#### Aim of the exercise:
Copy out all lines that carry the word "otroka".

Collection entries
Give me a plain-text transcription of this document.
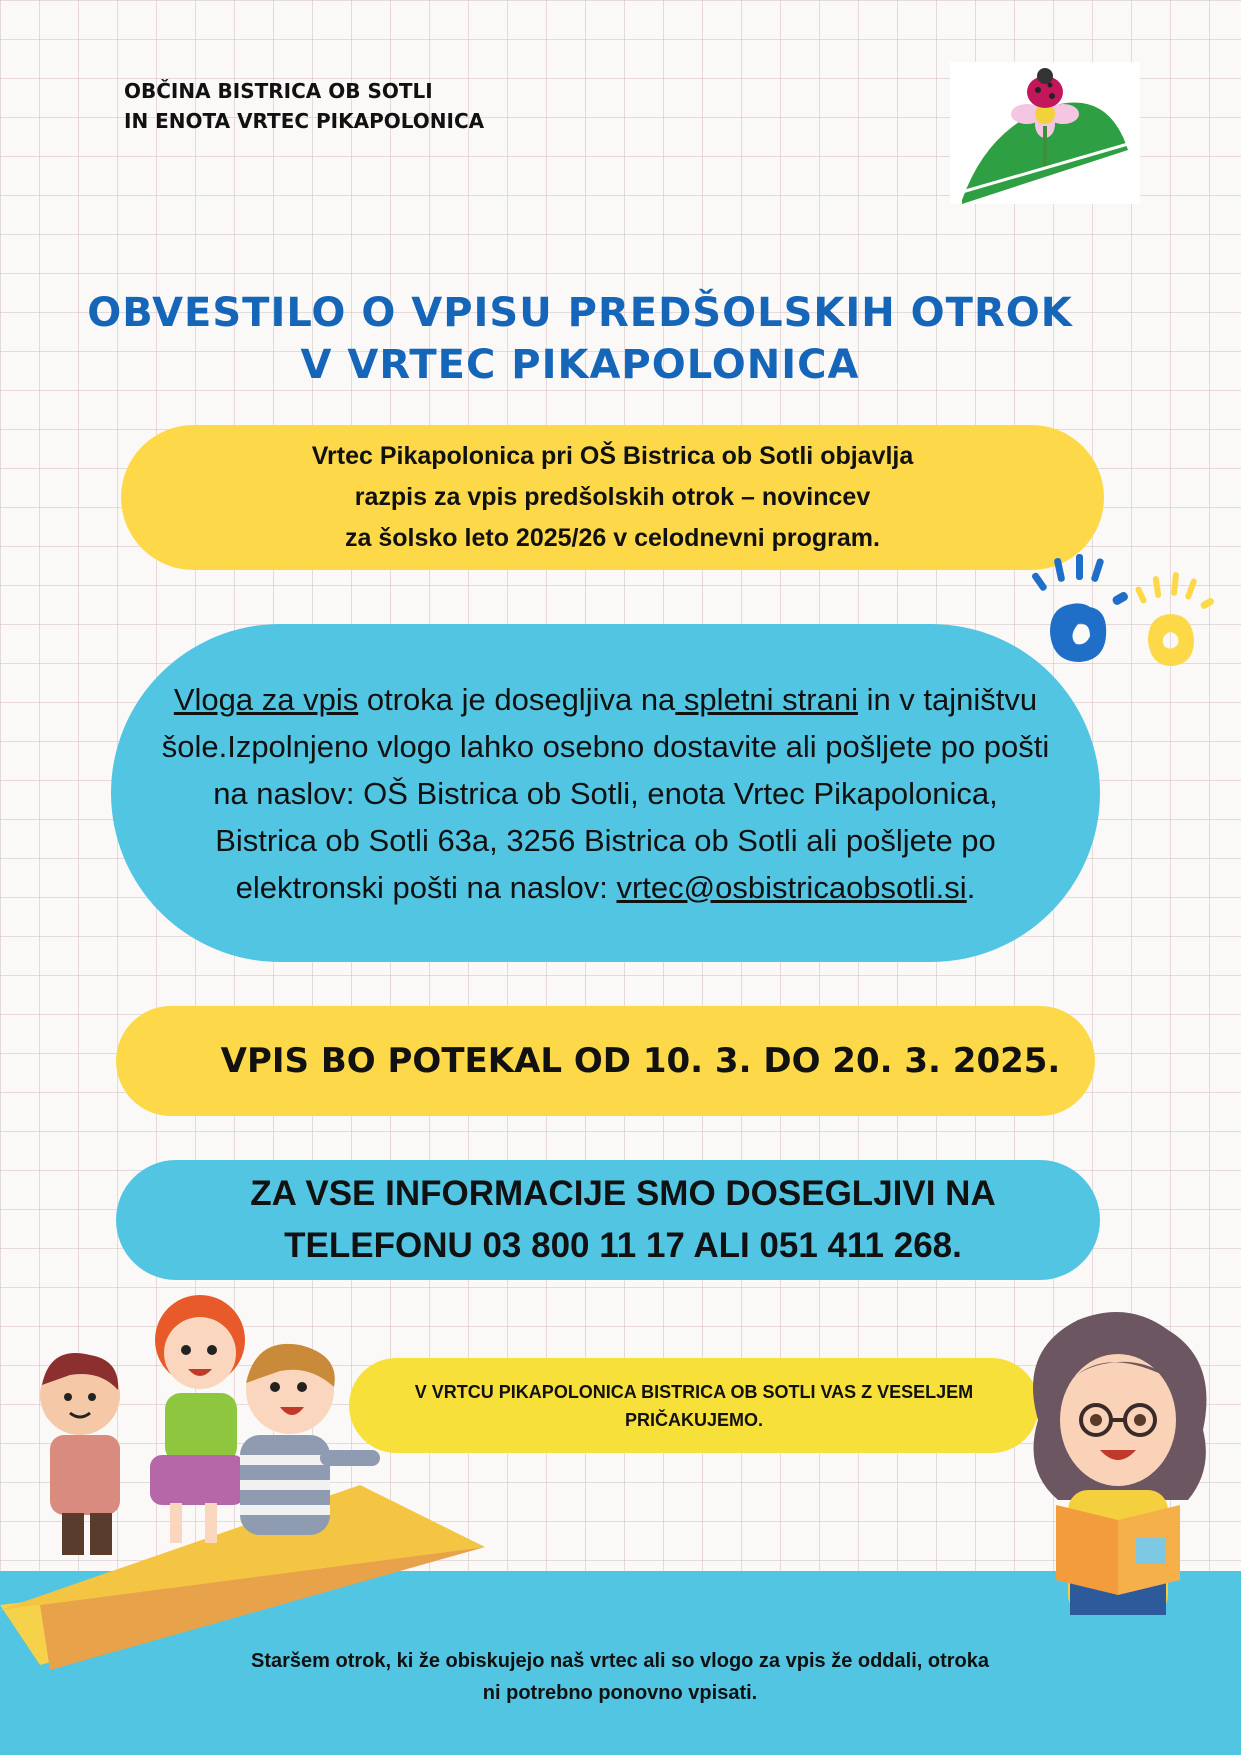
OBČINA BISTRICA OB SOTLI
IN ENOTA VRTEC PIKAPOLONICA
OBVESTILO O VPISU PREDŠOLSKIH OTROK
V VRTEC PIKAPOLONICA
Vrtec Pikapolonica pri OŠ Bistrica ob Sotli objavlja
razpis za vpis predšolskih otrok – novincev
za šolsko leto 2025/26 v celodnevni program.
Vloga za vpis otroka je dosegljiva na spletni strani in v tajništvu šole.Izpolnjeno vlogo lahko osebno dostavite ali pošljete po pošti na naslov: OŠ Bistrica ob Sotli, enota Vrtec Pikapolonica, Bistrica ob Sotli 63a, 3256 Bistrica ob Sotli ali pošljete po elektronski pošti na naslov: vrtec@osbistricaobsotli.si.
VPIS BO POTEKAL OD 10. 3. DO 20. 3. 2025.
ZA VSE INFORMACIJE SMO DOSEGLJIVI NA
TELEFONU 03 800 11 17 ALI 051 411 268.
V VRTCU PIKAPOLONICA BISTRICA OB SOTLI VAS Z VESELJEM
PRIČAKUJEMO.
Staršem otrok, ki že obiskujejo naš vrtec ali so vlogo za vpis že oddali, otroka
ni potrebno ponovno vpisati.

#### Result of this exercise:
Vloga za vpis otroka je dosegljiva na spletni strani in v tajništvu šole.Izpolnjeno vlogo lahko osebno dostavite ali pošljete po pošti na naslov: OŠ Bistrica ob Sotli, enota Vrtec Pikapolonica, Bistrica ob Sotli 63a, 3256 Bistrica ob Sotli ali pošljete po elektronski pošti na naslov: vrtec@osbistricaobsotli.si.
Staršem otrok, ki že obiskujejo naš vrtec ali so vlogo za vpis že oddali, otroka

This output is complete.